→ Tugas Anda:
Jawablah pertanyaan berikut berdasarkan teks tentang mangrove.
1. Faktor apa saja yang menurut Aksornkoae (1993) dalam Taher (2011) menyebabkan tinggi rendahnya suhu pada habitat mangrove?
2. Proses apa yang pada umumnya akan mengurangi suasana asam?
3. Pada substrat seperti apa Rhizophora dapat tumbuh baik?

Suhu berperan penting dalam proses fisiologi yang dapat mempengaruhi

proses-proses dalam suatu ekosistem mangrove seperti fotosintesis dan respirasi.

Aksornkoae (1993) dalam Taher (2011) mengemukakan bahwa tinggi rendahnya

suhu pada habitat mangrove disebabkan oleh intensitas cahaya matahari yang

diterima oleh badan air, banyak sedikitnya volume air yang tergenang pada habitat

mangrove, keadaan cuaca, dan ada tidaknya naungan (penutupan) oleh tumbuhan.

Kisaran suhu optimum untuk pertumbuhan mangrove adalah 18-30oC (Saenger,

1979 dalam Setyawan, dkk, 2002),

6. Derajat Keasaman (pH) tanah

Nilai pH didefinisikan sebagai logaritma dari aktivitas-aktivitas ion

hidrogen. Derajat keasaman tanah mempengaruhi transportasi dan keberadaan

nutrien yang diperlukan tanaman. Arief (2003) mengatakan bahwa jenis tanah

banyak dipengaruhi oleh keasaman tanah yang berlebihan, yang mengakibatkan

tanah sangat peka terhadap terjadinya proses biologi. Jika keadaan lingkungan

berubah dari keadaan alaminya, keadaan pH tanah juga akan dapat berubah.

Proses dekomposisi bahan organik pada umumnya akan mengurangi suasana

asam. Menurut Murdiyanto (2003) dalam Kristoper (2011) bahwa umumnya pH

tanah tmangrove berkisar antara 6-7, kadang-kadang turun menjadi lebih rendah

dari 5.
15

7. Substrat

Substrat mangrove dibentuk oleh akumulasi sedimen yang berasal dari

pantai dan erosi hulu sungai. Secara umum hutan mangrove dapat tumbuh pada

berbagai macam substrat (tanah berpasir, lempung, tanah lumpur, tanah lumpur

berpasir, tanah berbatu dan sebagainya). Dahuri (2001) mengemukakan bahwa

mangrove dapat tumbuh pada berbagai jenis substrat yang bergantung pada proses

pertukaran air untuk memelihara pertumbuhan mangrove. Soeroyo (1993) dalam

Bahri (2007) menyatakan bahwa Rhizophora dapat tumbuh baik pada substrat

yang dalam/tebal dan berlumpur.

→ Cuplikan Data:

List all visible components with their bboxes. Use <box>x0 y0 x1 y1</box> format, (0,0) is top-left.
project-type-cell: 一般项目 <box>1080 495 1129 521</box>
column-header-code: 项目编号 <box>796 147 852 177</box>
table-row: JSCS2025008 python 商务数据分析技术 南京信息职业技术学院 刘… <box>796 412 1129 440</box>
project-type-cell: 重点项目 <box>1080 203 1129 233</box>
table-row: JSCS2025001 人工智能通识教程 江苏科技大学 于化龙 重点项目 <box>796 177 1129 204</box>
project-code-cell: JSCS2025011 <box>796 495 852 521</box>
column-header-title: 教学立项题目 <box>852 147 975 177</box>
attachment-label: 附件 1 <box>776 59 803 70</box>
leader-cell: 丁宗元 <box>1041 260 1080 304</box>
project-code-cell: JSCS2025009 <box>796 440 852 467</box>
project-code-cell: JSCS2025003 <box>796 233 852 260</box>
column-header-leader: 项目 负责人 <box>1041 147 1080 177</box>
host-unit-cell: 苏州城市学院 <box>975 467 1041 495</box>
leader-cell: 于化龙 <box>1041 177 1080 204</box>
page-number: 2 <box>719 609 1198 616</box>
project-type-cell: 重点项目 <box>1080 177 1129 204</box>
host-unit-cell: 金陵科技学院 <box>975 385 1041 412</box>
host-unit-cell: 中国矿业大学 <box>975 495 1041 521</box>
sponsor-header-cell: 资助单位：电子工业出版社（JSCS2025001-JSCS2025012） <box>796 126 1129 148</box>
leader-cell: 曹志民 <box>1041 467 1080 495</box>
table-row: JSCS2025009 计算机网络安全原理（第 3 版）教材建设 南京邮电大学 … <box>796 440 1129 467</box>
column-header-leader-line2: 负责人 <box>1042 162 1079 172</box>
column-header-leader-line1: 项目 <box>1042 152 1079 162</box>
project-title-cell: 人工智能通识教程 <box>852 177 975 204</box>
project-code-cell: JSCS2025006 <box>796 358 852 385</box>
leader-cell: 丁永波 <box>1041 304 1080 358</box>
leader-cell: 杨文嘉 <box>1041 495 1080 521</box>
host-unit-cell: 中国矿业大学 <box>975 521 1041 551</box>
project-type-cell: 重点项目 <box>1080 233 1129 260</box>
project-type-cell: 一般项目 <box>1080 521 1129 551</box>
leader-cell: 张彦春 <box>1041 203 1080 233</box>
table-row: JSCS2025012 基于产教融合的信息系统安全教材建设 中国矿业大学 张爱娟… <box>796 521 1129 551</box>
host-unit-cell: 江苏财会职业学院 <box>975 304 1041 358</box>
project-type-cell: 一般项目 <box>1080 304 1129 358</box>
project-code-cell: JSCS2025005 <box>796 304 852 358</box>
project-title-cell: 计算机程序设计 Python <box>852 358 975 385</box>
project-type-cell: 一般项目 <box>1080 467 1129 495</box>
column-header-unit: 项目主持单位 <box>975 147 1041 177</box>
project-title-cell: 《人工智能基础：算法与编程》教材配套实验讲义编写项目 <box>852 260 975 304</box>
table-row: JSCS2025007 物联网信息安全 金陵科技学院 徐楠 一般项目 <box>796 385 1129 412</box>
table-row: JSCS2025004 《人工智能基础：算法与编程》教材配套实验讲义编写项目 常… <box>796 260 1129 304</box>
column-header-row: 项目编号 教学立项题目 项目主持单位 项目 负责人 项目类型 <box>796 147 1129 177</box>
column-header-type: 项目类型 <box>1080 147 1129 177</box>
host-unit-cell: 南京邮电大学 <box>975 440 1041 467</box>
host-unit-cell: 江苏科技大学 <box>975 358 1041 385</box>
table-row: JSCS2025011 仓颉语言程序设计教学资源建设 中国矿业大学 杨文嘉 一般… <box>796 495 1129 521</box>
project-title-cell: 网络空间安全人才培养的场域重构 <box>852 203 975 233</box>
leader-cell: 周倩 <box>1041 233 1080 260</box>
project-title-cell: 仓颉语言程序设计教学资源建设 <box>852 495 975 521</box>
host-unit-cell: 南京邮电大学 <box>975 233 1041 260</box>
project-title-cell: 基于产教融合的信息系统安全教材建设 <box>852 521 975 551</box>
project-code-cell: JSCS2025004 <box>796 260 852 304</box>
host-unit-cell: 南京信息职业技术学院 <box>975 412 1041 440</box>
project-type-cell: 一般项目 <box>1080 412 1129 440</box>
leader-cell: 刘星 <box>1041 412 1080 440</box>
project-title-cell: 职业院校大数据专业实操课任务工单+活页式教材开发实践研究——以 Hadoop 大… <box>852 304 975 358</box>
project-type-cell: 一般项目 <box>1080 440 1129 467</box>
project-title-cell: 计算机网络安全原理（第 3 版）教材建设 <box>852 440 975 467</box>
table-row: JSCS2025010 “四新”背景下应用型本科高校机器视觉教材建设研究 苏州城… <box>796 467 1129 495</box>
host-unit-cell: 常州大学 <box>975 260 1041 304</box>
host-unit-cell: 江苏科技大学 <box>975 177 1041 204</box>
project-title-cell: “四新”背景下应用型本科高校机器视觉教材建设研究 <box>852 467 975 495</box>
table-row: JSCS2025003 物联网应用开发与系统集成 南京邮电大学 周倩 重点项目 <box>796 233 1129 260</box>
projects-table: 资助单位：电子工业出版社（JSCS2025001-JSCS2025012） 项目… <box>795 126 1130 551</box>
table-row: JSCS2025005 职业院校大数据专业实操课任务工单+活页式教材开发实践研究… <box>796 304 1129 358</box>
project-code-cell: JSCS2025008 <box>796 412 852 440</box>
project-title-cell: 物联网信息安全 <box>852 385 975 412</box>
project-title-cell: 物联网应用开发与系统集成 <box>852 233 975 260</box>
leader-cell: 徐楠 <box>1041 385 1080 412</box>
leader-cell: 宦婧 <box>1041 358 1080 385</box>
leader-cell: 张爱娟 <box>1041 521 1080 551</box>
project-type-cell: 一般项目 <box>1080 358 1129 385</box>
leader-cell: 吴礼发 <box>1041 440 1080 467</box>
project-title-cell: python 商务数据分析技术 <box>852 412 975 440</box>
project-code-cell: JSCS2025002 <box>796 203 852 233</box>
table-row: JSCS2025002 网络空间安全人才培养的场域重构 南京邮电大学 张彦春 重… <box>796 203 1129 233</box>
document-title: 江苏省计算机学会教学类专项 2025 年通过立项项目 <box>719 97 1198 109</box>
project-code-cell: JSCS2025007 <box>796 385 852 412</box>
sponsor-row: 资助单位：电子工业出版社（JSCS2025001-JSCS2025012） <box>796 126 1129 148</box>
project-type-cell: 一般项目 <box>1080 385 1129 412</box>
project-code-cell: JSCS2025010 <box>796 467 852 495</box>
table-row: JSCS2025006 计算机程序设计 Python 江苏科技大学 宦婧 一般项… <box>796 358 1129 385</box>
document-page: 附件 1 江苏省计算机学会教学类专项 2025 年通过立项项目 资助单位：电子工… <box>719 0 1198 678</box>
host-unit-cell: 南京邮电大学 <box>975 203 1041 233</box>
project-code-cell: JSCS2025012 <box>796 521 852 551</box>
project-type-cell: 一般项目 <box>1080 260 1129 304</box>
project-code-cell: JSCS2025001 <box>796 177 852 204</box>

→ Jawaban Tugas:
1. Intensitas cahaya matahari yang diterima oleh badan air, banyak sedikitnya volume air yang tergenang pada habitat mangrove, keadaan cuaca, serta ada tidaknya naungan (penutupan) oleh tumbuhan.
2. Proses dekomposisi bahan organik.
3. Substrat yang dalam/tebal dan berlumpur.